> Goal
The complete listing should be restated exactly.

-*-*-

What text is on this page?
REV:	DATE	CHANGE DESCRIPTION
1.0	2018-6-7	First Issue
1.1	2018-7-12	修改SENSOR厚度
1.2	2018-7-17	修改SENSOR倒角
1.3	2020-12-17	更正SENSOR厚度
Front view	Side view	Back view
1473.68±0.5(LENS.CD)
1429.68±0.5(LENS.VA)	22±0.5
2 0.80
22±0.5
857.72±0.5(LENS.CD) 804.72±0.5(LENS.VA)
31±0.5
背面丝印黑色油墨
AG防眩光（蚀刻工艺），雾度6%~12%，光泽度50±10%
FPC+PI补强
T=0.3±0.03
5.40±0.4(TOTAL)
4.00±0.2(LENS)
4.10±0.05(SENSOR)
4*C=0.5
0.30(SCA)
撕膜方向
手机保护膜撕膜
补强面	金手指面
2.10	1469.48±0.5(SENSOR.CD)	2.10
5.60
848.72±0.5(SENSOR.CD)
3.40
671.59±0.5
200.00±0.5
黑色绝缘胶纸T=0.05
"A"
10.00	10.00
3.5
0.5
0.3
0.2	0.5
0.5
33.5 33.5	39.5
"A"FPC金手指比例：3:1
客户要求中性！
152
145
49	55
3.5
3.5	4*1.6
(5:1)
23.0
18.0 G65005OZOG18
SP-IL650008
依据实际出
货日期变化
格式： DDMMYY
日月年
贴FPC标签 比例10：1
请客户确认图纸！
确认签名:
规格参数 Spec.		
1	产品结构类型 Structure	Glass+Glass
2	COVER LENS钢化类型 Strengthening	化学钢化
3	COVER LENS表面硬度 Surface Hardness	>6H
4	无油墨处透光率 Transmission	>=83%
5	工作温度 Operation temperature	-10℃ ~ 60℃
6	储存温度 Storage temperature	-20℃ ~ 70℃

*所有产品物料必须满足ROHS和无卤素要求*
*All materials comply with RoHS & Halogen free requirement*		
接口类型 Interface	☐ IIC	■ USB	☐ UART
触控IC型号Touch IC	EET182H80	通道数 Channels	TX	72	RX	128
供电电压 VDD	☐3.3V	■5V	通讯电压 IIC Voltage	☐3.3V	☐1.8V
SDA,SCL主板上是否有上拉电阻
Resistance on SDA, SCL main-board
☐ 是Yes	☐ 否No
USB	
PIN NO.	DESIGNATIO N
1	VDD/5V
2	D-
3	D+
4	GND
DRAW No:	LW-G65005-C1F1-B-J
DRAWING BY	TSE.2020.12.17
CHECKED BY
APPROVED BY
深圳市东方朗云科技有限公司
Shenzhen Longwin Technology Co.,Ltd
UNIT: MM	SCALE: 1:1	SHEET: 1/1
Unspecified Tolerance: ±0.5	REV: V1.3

-*-*-

> Task answer
What text is on this page?
REV:	DATE	CHANGE DESCRIPTION
1.0	2018-6-7	First Issue
1.1	2018-7-12	修改SENSOR厚度
1.2	2018-7-17	修改SENSOR倒角
1.3	2020-12-17	更正SENSOR厚度
Front view	Side view	Back view
1473.68±0.5(LENS.CD)
1429.68±0.5(LENS.VA)	22±0.5
2 0.80
22±0.5
857.72±0.5(LENS.CD) 804.72±0.5(LENS.VA)
31±0.5
背面丝印黑色油墨
AG防眩光（蚀刻工艺），雾度6%~12%，光泽度50±10%
FPC+PI补强
T=0.3±0.03
5.40±0.4(TOTAL)
4.00±0.2(LENS)
4.10±0.05(SENSOR)
4*C=0.5
0.30(SCA)
撕膜方向
手机保护膜撕膜
补强面	金手指面
2.10	1469.48±0.5(SENSOR.CD)	2.10
5.60
848.72±0.5(SENSOR.CD)
3.40
671.59±0.5
200.00±0.5
黑色绝缘胶纸T=0.05
"A"
10.00	10.00
3.5
0.5
0.3
0.2	0.5
0.5
33.5 33.5	39.5
"A"FPC金手指比例：3:1
客户要求中性！
152
145
49	55
3.5
3.5	4*1.6
(5:1)
23.0
18.0 G65005OZOG18
SP-IL650008
依据实际出
货日期变化
格式： DDMMYY
日月年
贴FPC标签 比例10：1
请客户确认图纸！
确认签名:
规格参数 Spec.		
1	产品结构类型 Structure	Glass+Glass
2	COVER LENS钢化类型 Strengthening	化学钢化
3	COVER LENS表面硬度 Surface Hardness	>6H
4	无油墨处透光率 Transmission	>=83%
5	工作温度 Operation temperature	-10℃ ~ 60℃
6	储存温度 Storage temperature	-20℃ ~ 70℃

*所有产品物料必须满足ROHS和无卤素要求*
*All materials comply with RoHS & Halogen free requirement*		
接口类型 Interface	☐ IIC	■ USB	☐ UART
触控IC型号Touch IC	EET182H80	通道数 Channels	TX	72	RX	128
供电电压 VDD	☐3.3V	■5V	通讯电压 IIC Voltage	☐3.3V	☐1.8V
SDA,SCL主板上是否有上拉电阻
Resistance on SDA, SCL main-board
☐ 是Yes	☐ 否No
USB	
PIN NO.	DESIGNATIO N
1	VDD/5V
2	D-
3	D+
4	GND
DRAW No:	LW-G65005-C1F1-B-J
DRAWING BY	TSE.2020.12.17
CHECKED BY
APPROVED BY
深圳市东方朗云科技有限公司
Shenzhen Longwin Technology Co.,Ltd
UNIT: MM	SCALE: 1:1	SHEET: 1/1
Unspecified Tolerance: ±0.5	REV: V1.3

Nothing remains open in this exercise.